# Required work:
Copy the records below exactly, from the first line through the line containing "x-tick-label: 2018 [581, 754, 660, 790]", including both of those lines.

# Given records:

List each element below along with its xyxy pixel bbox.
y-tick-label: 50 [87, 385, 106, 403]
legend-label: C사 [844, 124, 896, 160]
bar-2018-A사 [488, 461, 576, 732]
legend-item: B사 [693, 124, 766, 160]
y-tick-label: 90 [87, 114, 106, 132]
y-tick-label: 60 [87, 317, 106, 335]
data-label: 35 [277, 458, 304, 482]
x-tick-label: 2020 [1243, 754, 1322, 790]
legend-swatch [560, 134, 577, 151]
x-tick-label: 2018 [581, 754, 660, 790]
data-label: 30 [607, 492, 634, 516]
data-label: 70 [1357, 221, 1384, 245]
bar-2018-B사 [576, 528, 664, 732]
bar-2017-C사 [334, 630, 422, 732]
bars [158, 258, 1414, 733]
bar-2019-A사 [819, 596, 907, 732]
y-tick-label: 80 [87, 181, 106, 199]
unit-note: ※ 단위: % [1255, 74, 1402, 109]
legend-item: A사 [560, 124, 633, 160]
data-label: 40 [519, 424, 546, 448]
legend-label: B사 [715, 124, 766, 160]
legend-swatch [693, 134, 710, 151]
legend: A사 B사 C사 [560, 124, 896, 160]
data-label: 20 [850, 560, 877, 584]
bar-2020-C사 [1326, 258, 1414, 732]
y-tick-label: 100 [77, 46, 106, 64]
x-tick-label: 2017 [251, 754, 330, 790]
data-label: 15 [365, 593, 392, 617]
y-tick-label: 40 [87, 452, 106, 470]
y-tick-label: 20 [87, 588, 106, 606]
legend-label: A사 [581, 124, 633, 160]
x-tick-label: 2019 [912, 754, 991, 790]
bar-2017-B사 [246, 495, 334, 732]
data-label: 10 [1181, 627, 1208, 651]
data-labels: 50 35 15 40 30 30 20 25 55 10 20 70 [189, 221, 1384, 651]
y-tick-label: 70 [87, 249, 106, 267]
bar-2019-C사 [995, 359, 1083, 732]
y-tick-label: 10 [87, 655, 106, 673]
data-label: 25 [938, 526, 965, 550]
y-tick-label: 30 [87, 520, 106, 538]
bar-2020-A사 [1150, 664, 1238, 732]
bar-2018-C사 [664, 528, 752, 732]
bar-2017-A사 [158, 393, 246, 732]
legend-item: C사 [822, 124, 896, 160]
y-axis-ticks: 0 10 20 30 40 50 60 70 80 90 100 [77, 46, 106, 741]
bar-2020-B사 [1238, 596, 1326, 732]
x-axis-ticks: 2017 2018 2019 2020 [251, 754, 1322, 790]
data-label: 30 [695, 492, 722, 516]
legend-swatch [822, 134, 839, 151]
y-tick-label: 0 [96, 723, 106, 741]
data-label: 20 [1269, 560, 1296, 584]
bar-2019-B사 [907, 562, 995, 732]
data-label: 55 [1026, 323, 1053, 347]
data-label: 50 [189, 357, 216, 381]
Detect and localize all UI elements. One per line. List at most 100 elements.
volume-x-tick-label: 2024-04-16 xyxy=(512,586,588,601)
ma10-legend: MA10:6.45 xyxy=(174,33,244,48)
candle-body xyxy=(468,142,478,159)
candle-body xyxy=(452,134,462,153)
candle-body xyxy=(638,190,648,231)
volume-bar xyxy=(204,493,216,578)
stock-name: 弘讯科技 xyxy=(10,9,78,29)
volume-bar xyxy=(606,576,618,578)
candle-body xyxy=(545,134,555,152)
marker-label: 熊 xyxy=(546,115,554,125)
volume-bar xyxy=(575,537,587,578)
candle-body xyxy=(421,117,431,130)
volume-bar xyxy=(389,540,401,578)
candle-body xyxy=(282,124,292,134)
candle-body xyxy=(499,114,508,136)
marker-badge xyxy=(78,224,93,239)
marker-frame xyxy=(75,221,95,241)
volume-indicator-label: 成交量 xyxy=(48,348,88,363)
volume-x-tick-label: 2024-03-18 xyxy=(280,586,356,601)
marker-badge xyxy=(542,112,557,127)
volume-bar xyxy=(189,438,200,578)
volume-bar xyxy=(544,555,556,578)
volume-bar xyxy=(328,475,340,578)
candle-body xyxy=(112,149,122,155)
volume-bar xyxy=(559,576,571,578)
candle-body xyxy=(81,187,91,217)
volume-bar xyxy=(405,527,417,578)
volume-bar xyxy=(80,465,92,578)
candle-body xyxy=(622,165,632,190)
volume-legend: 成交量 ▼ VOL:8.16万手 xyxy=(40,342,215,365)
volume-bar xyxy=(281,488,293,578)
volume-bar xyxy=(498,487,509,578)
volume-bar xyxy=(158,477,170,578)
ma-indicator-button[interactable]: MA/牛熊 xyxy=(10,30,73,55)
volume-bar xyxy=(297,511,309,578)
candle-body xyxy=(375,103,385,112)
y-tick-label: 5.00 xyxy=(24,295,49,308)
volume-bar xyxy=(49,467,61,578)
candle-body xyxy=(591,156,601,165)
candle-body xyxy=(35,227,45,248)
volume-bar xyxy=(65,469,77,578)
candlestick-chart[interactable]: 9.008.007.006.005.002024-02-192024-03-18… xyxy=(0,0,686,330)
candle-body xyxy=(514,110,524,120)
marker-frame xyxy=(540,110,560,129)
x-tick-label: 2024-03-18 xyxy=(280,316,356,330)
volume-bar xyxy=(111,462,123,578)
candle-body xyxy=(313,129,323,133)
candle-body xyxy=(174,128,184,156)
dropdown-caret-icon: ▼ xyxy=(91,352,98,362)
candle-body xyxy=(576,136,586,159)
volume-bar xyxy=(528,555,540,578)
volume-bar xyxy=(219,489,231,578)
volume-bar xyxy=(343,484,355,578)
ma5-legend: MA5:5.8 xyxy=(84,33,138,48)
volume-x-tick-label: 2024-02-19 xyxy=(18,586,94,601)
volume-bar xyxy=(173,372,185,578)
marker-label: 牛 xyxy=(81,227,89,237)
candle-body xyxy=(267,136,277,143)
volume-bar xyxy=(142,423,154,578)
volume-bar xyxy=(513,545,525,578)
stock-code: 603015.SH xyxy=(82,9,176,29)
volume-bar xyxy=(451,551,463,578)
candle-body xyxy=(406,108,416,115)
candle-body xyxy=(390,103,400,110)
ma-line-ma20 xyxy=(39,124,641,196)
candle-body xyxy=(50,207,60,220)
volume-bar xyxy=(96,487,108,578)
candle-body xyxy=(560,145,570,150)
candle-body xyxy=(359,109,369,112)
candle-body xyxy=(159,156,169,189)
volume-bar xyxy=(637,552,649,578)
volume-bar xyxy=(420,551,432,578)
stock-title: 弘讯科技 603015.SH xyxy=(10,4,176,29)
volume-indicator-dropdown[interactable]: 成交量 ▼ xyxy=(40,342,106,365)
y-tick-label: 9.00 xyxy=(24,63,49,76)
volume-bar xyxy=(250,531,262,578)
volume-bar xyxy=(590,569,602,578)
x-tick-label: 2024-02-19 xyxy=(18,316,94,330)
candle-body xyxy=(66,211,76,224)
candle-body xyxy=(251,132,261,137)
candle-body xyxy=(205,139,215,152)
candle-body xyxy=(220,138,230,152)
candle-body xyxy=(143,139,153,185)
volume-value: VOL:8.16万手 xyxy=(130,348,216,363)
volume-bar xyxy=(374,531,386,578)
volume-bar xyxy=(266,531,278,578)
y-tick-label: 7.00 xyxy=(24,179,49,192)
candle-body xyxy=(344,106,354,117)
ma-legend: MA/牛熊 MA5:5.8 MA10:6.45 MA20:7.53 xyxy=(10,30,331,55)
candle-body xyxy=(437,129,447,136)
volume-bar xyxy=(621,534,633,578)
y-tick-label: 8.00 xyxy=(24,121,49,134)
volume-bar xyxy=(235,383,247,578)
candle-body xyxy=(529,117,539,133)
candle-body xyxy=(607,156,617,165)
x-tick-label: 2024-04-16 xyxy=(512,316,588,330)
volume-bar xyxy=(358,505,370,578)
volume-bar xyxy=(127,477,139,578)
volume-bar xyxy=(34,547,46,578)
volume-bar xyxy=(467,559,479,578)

# The result:
List each element below along with its xyxy pixel bbox.
y-tick-label: 50 [87, 385, 106, 403]
legend-label: C사 [844, 124, 896, 160]
bar-2018-A사 [488, 461, 576, 732]
legend-item: B사 [693, 124, 766, 160]
y-tick-label: 90 [87, 114, 106, 132]
y-tick-label: 60 [87, 317, 106, 335]
data-label: 35 [277, 458, 304, 482]
x-tick-label: 2020 [1243, 754, 1322, 790]
legend-swatch [560, 134, 577, 151]
x-tick-label: 2018 [581, 754, 660, 790]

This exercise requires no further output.